→ What you need to do
Tell how many lines in the data below include the word "type". The answer is the number only.

Data records

○ ○ ○

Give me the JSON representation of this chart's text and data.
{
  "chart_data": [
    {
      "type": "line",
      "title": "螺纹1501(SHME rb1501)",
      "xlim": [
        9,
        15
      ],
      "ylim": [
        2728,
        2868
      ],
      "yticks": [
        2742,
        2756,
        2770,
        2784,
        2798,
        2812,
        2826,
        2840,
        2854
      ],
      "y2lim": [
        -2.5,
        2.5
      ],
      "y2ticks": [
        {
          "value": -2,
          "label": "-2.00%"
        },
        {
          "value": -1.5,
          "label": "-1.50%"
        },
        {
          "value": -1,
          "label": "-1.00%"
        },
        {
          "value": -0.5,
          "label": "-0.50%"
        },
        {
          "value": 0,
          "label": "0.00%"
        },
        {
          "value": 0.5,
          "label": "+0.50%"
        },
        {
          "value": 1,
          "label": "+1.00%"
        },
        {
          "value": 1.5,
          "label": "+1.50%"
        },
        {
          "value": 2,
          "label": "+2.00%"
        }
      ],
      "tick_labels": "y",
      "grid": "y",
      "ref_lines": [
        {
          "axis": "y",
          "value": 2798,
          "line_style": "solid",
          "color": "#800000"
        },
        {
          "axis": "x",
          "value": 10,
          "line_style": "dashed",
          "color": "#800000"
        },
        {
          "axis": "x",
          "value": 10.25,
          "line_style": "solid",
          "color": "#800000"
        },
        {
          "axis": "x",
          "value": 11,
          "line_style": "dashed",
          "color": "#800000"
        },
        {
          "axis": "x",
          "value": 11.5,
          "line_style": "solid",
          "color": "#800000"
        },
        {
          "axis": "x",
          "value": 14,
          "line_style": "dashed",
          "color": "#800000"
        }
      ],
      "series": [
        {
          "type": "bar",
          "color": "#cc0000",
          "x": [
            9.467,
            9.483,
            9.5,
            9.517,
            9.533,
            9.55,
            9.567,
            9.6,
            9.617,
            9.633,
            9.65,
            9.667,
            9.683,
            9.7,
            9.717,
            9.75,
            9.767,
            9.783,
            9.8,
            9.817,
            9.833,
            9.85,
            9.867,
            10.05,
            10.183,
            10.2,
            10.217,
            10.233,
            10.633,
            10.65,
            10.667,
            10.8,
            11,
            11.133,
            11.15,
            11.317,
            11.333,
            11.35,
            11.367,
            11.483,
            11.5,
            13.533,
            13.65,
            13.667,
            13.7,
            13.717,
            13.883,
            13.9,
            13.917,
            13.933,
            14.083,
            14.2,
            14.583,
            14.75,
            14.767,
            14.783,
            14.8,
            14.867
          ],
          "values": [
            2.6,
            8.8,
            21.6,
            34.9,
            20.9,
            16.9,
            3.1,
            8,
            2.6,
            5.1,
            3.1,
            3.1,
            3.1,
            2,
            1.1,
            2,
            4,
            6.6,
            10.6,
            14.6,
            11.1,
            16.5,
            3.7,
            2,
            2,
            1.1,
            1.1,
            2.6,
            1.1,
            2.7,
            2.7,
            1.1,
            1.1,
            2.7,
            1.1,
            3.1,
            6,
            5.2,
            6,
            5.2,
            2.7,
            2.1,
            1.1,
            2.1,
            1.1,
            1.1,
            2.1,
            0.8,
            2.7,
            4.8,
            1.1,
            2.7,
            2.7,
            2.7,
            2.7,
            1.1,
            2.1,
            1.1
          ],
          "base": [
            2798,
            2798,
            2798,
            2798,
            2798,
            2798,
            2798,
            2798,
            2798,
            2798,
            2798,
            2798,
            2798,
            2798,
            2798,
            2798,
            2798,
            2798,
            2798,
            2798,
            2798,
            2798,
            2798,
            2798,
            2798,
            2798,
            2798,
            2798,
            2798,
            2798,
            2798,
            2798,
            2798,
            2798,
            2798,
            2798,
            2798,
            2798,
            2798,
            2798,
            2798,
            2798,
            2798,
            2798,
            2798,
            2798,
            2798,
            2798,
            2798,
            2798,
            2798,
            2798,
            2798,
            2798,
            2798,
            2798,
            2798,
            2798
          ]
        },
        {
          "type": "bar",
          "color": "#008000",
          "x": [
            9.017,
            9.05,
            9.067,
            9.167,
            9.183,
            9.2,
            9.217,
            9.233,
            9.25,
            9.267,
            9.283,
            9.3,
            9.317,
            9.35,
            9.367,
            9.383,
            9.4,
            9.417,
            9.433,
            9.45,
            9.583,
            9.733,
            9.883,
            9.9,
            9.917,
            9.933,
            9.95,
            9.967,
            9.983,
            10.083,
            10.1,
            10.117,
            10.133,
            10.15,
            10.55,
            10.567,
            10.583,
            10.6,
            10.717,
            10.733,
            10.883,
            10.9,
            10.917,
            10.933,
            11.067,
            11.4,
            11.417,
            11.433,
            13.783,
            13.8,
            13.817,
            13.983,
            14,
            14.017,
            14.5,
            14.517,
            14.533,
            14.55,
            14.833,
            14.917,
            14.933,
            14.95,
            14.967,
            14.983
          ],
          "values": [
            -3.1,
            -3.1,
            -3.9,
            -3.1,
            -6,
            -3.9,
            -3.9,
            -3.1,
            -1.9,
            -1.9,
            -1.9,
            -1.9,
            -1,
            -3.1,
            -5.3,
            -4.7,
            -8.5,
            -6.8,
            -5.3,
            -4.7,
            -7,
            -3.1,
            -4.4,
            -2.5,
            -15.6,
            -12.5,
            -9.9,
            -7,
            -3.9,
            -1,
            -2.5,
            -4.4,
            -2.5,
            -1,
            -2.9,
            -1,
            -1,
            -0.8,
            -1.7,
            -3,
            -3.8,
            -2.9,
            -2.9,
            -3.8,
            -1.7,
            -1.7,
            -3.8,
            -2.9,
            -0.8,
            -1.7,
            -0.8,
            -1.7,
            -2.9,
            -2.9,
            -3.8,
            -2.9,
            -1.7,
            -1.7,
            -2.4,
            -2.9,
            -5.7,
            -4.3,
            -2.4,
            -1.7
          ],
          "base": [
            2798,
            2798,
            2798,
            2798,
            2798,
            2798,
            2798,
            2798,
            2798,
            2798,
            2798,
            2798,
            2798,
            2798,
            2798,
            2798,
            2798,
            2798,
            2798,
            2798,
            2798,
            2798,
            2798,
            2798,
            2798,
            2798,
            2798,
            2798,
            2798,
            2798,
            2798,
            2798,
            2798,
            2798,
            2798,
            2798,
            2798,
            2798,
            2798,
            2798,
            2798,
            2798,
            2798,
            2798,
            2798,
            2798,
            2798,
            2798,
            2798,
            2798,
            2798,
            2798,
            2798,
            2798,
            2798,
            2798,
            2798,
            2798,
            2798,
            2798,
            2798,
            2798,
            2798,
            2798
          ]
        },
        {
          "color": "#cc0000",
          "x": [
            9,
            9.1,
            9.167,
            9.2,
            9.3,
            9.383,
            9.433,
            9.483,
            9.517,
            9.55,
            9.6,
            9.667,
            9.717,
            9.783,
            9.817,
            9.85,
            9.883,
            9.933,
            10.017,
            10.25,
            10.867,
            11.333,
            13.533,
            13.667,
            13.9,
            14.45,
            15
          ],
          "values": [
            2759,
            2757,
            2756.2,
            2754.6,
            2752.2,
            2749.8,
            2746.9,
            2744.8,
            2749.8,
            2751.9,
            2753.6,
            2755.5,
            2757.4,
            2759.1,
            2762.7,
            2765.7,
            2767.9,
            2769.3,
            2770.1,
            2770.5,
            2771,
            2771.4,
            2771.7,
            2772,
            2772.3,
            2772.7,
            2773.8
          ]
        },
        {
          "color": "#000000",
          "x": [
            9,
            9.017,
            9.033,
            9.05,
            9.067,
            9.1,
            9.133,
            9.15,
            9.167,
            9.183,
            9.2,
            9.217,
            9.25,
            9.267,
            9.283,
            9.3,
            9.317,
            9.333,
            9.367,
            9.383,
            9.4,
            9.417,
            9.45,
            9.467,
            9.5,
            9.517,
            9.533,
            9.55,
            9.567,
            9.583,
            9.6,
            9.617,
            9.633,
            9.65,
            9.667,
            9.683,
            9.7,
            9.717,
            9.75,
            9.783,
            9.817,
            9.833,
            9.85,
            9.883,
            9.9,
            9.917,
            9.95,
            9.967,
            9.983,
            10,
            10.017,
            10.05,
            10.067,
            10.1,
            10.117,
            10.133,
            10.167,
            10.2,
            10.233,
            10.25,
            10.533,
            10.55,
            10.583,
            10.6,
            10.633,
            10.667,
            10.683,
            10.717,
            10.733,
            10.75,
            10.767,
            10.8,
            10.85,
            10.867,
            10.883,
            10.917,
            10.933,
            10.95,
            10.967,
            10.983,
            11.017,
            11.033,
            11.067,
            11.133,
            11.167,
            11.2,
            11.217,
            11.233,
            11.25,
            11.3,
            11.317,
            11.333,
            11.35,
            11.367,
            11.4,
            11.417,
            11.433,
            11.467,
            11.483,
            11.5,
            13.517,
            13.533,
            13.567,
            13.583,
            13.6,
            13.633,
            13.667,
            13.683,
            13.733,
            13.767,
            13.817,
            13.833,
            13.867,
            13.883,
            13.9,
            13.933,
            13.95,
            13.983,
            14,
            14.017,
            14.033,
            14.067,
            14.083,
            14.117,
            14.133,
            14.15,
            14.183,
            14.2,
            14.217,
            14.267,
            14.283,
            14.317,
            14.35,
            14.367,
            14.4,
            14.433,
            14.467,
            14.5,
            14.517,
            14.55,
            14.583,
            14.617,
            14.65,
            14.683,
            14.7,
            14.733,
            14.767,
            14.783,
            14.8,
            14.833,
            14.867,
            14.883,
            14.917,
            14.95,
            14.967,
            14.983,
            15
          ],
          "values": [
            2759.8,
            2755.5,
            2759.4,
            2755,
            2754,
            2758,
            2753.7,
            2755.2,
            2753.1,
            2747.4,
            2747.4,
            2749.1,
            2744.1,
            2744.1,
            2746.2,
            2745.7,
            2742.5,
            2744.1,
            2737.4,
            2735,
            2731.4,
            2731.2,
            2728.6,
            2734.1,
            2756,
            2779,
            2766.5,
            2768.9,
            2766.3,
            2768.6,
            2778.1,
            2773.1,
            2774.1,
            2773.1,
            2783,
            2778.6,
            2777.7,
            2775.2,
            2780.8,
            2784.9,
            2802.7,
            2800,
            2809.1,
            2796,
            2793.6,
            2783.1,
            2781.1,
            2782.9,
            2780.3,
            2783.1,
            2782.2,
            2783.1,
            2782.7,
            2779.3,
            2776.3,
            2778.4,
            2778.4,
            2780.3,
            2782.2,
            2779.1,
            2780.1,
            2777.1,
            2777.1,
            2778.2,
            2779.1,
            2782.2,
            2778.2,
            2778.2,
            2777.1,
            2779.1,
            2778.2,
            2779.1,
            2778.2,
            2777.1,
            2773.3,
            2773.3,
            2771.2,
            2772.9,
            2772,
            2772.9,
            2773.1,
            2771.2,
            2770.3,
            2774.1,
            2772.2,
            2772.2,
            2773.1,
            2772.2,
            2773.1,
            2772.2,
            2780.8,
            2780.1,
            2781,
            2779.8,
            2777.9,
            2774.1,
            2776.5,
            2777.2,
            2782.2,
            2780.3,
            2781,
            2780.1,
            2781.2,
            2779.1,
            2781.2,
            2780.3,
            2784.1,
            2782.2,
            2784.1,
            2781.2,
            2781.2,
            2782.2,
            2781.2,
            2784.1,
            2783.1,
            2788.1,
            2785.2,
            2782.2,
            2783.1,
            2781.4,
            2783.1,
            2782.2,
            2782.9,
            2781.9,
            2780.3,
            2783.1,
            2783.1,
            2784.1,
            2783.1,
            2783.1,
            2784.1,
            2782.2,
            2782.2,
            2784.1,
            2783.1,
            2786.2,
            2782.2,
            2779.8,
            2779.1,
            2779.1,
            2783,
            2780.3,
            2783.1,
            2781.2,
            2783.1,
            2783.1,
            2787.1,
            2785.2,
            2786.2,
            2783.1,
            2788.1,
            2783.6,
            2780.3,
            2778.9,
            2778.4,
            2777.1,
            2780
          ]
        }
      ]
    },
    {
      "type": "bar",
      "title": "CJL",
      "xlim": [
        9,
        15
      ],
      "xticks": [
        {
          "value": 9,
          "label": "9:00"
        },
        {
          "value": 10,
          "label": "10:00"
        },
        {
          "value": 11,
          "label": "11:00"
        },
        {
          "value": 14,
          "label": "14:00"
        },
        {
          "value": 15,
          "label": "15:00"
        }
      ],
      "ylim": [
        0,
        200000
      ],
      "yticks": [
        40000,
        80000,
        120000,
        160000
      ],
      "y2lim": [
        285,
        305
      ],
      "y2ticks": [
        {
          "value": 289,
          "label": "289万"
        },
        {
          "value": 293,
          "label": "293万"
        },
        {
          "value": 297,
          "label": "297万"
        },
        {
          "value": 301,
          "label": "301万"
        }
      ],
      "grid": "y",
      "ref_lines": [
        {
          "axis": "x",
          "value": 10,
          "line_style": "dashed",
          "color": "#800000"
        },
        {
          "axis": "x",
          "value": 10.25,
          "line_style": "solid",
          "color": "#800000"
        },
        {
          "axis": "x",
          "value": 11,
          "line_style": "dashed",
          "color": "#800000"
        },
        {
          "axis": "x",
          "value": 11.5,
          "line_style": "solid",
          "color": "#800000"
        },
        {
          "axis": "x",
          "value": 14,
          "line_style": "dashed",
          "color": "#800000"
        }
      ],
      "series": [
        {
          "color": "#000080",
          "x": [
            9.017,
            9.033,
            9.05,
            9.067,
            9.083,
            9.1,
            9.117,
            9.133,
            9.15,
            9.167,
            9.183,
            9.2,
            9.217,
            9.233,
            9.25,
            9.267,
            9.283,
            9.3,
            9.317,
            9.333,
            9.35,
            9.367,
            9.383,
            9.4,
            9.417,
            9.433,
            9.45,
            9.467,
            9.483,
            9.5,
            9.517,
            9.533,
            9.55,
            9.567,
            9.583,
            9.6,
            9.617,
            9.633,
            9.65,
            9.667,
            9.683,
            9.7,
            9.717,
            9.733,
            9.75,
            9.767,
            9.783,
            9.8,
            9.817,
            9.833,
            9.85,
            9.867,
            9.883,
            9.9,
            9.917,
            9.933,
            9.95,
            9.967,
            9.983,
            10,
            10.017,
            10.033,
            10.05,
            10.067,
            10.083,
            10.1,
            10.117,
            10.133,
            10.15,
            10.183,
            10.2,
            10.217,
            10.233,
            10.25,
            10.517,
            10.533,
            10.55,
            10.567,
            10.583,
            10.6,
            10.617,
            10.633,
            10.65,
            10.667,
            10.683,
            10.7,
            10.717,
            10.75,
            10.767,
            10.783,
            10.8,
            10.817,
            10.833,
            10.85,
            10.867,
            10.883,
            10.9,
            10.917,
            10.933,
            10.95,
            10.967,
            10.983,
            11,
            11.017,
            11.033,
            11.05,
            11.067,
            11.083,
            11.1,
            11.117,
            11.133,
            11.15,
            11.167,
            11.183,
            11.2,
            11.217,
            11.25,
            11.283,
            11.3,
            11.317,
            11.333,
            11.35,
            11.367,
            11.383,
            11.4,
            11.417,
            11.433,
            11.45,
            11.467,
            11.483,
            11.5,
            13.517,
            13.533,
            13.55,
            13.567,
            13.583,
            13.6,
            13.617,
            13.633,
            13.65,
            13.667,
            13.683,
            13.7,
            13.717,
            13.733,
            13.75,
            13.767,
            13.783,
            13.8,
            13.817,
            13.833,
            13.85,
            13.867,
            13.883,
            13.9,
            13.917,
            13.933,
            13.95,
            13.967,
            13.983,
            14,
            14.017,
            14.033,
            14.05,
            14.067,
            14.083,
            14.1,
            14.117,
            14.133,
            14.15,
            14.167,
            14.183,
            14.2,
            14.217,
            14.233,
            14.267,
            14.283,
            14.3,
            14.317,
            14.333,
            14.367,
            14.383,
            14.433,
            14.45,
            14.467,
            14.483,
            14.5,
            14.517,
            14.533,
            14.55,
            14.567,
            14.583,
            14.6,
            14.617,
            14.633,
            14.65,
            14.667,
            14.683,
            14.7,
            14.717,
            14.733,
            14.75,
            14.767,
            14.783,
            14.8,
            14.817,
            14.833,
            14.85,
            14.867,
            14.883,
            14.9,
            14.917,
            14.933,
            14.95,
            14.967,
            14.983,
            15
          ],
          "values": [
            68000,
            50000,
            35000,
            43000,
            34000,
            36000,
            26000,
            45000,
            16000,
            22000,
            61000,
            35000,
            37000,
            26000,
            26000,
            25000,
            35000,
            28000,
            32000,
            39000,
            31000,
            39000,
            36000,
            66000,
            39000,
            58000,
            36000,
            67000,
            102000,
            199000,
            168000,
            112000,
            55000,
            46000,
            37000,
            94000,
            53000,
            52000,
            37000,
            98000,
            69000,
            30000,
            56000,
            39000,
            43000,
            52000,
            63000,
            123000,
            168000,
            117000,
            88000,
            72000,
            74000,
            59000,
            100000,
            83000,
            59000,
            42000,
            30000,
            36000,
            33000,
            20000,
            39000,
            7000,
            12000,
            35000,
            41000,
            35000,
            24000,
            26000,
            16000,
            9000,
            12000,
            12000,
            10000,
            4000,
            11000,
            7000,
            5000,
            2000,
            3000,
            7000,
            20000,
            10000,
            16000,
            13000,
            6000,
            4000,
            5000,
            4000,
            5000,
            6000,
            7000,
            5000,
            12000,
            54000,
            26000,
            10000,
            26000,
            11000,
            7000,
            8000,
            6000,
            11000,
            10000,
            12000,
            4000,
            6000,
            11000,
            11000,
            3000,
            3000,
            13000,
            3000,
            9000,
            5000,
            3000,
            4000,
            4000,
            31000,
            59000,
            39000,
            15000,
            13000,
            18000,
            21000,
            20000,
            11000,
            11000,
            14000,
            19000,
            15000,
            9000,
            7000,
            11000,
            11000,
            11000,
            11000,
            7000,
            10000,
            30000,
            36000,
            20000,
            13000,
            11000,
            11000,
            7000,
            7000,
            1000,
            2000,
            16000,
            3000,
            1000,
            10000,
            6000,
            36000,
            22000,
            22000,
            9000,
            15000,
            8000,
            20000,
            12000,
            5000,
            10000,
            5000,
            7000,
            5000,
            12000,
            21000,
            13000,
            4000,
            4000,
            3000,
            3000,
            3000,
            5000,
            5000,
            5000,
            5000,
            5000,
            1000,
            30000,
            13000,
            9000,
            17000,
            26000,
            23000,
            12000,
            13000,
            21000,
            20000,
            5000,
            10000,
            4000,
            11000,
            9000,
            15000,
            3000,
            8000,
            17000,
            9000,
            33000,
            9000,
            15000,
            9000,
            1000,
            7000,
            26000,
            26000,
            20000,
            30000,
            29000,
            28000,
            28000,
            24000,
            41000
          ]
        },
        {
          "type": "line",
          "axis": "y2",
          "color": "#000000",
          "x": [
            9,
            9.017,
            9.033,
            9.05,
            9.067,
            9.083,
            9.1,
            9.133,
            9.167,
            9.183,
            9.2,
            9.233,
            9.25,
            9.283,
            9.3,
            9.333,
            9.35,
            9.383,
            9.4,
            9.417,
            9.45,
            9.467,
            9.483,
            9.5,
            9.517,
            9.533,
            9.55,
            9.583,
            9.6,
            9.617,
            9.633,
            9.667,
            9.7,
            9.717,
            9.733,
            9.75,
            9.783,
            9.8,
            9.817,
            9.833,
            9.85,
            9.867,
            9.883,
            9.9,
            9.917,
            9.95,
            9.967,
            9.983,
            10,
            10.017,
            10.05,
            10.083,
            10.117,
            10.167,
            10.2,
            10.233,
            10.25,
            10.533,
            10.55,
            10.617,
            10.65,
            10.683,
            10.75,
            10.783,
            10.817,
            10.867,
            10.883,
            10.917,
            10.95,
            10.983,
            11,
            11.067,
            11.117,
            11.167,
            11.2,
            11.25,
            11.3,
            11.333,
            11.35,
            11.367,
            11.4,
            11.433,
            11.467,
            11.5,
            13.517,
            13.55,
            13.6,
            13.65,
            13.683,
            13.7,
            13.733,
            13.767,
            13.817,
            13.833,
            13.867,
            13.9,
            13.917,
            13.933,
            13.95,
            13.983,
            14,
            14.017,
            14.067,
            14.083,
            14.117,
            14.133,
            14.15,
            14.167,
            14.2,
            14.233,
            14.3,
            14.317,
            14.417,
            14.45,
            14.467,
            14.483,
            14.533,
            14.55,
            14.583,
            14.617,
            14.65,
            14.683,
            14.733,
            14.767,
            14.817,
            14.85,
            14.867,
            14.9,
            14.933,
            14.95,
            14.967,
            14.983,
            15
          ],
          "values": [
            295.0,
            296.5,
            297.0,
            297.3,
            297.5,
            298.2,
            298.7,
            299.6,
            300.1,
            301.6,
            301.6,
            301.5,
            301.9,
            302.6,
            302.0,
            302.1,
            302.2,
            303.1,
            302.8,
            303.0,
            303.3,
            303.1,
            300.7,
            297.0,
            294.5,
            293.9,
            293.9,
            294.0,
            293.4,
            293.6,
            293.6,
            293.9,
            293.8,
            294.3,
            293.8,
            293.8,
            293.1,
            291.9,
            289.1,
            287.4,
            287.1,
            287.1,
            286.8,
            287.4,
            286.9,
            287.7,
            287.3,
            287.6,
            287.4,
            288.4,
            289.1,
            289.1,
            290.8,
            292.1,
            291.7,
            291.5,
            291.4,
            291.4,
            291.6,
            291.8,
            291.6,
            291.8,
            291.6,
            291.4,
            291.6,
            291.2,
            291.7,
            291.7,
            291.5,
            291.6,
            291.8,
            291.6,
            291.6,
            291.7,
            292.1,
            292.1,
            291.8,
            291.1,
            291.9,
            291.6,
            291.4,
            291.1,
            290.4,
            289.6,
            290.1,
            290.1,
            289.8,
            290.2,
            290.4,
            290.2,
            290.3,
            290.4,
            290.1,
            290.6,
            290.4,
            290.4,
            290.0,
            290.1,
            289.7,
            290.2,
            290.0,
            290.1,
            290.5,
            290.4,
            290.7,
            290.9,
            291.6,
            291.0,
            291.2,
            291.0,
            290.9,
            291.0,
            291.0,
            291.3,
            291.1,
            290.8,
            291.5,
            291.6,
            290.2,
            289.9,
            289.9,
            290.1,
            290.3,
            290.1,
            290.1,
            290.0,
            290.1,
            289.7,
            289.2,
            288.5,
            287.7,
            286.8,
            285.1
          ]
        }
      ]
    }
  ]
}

○ ○ ○

→ Right answer
5